Every entry must be copied word for word.

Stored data
## start

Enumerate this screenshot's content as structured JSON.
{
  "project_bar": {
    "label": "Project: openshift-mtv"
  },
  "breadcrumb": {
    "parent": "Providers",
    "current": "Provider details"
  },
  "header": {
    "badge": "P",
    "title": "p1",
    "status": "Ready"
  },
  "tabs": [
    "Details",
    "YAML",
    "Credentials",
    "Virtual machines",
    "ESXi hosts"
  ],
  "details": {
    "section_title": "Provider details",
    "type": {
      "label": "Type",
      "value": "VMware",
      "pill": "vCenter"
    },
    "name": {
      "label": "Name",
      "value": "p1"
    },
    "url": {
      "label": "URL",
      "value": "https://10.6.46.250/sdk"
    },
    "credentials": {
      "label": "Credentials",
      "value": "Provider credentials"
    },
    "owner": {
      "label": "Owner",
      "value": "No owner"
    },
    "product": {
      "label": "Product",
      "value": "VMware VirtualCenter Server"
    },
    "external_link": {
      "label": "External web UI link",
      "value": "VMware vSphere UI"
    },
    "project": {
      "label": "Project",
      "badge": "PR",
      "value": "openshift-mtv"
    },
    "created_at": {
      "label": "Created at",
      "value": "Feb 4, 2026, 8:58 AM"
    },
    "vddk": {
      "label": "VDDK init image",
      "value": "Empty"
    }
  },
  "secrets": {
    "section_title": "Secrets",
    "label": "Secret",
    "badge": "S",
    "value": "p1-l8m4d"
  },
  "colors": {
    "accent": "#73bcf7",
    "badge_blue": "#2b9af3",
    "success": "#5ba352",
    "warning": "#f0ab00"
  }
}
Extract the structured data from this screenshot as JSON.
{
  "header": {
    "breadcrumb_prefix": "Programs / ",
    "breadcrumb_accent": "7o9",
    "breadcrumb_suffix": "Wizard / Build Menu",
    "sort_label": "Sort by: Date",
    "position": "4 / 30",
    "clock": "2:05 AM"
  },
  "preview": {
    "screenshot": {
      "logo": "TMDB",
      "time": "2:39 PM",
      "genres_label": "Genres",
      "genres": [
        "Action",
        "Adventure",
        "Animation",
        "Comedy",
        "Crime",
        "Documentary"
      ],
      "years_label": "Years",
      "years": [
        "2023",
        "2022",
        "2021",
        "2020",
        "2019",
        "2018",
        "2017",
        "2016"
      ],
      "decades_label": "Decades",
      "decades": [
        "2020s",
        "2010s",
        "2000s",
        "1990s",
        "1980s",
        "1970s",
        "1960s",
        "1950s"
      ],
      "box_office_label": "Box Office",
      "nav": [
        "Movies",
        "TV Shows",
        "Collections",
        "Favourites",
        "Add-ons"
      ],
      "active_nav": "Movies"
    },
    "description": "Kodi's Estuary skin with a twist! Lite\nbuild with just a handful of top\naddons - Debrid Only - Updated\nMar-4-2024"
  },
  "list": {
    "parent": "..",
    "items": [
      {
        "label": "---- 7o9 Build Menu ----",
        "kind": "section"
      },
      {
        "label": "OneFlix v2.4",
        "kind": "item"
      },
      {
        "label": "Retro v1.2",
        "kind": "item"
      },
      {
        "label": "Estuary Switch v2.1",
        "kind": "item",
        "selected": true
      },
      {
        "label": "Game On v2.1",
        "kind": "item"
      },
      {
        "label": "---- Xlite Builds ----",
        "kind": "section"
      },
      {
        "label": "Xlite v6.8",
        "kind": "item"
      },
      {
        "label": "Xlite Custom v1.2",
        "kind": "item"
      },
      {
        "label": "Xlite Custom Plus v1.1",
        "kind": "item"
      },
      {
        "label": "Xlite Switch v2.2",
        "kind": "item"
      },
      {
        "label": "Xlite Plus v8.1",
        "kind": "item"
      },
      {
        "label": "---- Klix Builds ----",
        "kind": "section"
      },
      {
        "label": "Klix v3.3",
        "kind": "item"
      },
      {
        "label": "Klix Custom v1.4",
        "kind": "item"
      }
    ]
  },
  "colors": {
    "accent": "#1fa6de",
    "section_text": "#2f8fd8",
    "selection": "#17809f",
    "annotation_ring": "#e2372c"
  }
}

## end

■ REPLY TO THE EXERCISE
Enumerate this screenshot's content as structured JSON.
{
  "project_bar": {
    "label": "Project: openshift-mtv"
  },
  "breadcrumb": {
    "parent": "Providers",
    "current": "Provider details"
  },
  "header": {
    "badge": "P",
    "title": "p1",
    "status": "Ready"
  },
  "tabs": [
    "Details",
    "YAML",
    "Credentials",
    "Virtual machines",
    "ESXi hosts"
  ],
  "details": {
    "section_title": "Provider details",
    "type": {
      "label": "Type",
      "value": "VMware",
      "pill": "vCenter"
    },
    "name": {
      "label": "Name",
      "value": "p1"
    },
    "url": {
      "label": "URL",
      "value": "https://10.6.46.250/sdk"
    },
    "credentials": {
      "label": "Credentials",
      "value": "Provider credentials"
    },
    "owner": {
      "label": "Owner",
      "value": "No owner"
    },
    "product": {
      "label": "Product",
      "value": "VMware VirtualCenter Server"
    },
    "external_link": {
      "label": "External web UI link",
      "value": "VMware vSphere UI"
    },
    "project": {
      "label": "Project",
      "badge": "PR",
      "value": "openshift-mtv"
    },
    "created_at": {
      "label": "Created at",
      "value": "Feb 4, 2026, 8:58 AM"
    },
    "vddk": {
      "label": "VDDK init image",
      "value": "Empty"
    }
  },
  "secrets": {
    "section_title": "Secrets",
    "label": "Secret",
    "badge": "S",
    "value": "p1-l8m4d"
  },
  "colors": {
    "accent": "#73bcf7",
    "badge_blue": "#2b9af3",
    "success": "#5ba352",
    "warning": "#f0ab00"
  }
}
Extract the structured data from this screenshot as JSON.
{
  "header": {
    "breadcrumb_prefix": "Programs / ",
    "breadcrumb_accent": "7o9",
    "breadcrumb_suffix": "Wizard / Build Menu",
    "sort_label": "Sort by: Date",
    "position": "4 / 30",
    "clock": "2:05 AM"
  },
  "preview": {
    "screenshot": {
      "logo": "TMDB",
      "time": "2:39 PM",
      "genres_label": "Genres",
      "genres": [
        "Action",
        "Adventure",
        "Animation",
        "Comedy",
        "Crime",
        "Documentary"
      ],
      "years_label": "Years",
      "years": [
        "2023",
        "2022",
        "2021",
        "2020",
        "2019",
        "2018",
        "2017",
        "2016"
      ],
      "decades_label": "Decades",
      "decades": [
        "2020s",
        "2010s",
        "2000s",
        "1990s",
        "1980s",
        "1970s",
        "1960s",
        "1950s"
      ],
      "box_office_label": "Box Office",
      "nav": [
        "Movies",
        "TV Shows",
        "Collections",
        "Favourites",
        "Add-ons"
      ],
      "active_nav": "Movies"
    },
    "description": "Kodi's Estuary skin with a twist! Lite\nbuild with just a handful of top\naddons - Debrid Only - Updated\nMar-4-2024"
  },
  "list": {
    "parent": "..",
    "items": [
      {
        "label": "---- 7o9 Build Menu ----",
        "kind": "section"
      },
      {
        "label": "OneFlix v2.4",
        "kind": "item"
      },
      {
        "label": "Retro v1.2",
        "kind": "item"
      },
      {
        "label": "Estuary Switch v2.1",
        "kind": "item",
        "selected": true
      },
      {
        "label": "Game On v2.1",
        "kind": "item"
      },
      {
        "label": "---- Xlite Builds ----",
        "kind": "section"
      },
      {
        "label": "Xlite v6.8",
        "kind": "item"
      },
      {
        "label": "Xlite Custom v1.2",
        "kind": "item"
      },
      {
        "label": "Xlite Custom Plus v1.1",
        "kind": "item"
      },
      {
        "label": "Xlite Switch v2.2",
        "kind": "item"
      },
      {
        "label": "Xlite Plus v8.1",
        "kind": "item"
      },
      {
        "label": "---- Klix Builds ----",
        "kind": "section"
      },
      {
        "label": "Klix v3.3",
        "kind": "item"
      },
      {
        "label": "Klix Custom v1.4",
        "kind": "item"
      }
    ]
  },
  "colors": {
    "accent": "#1fa6de",
    "section_text": "#2f8fd8",
    "selection": "#17809f",
    "annotation_ring": "#e2372c"
  }
}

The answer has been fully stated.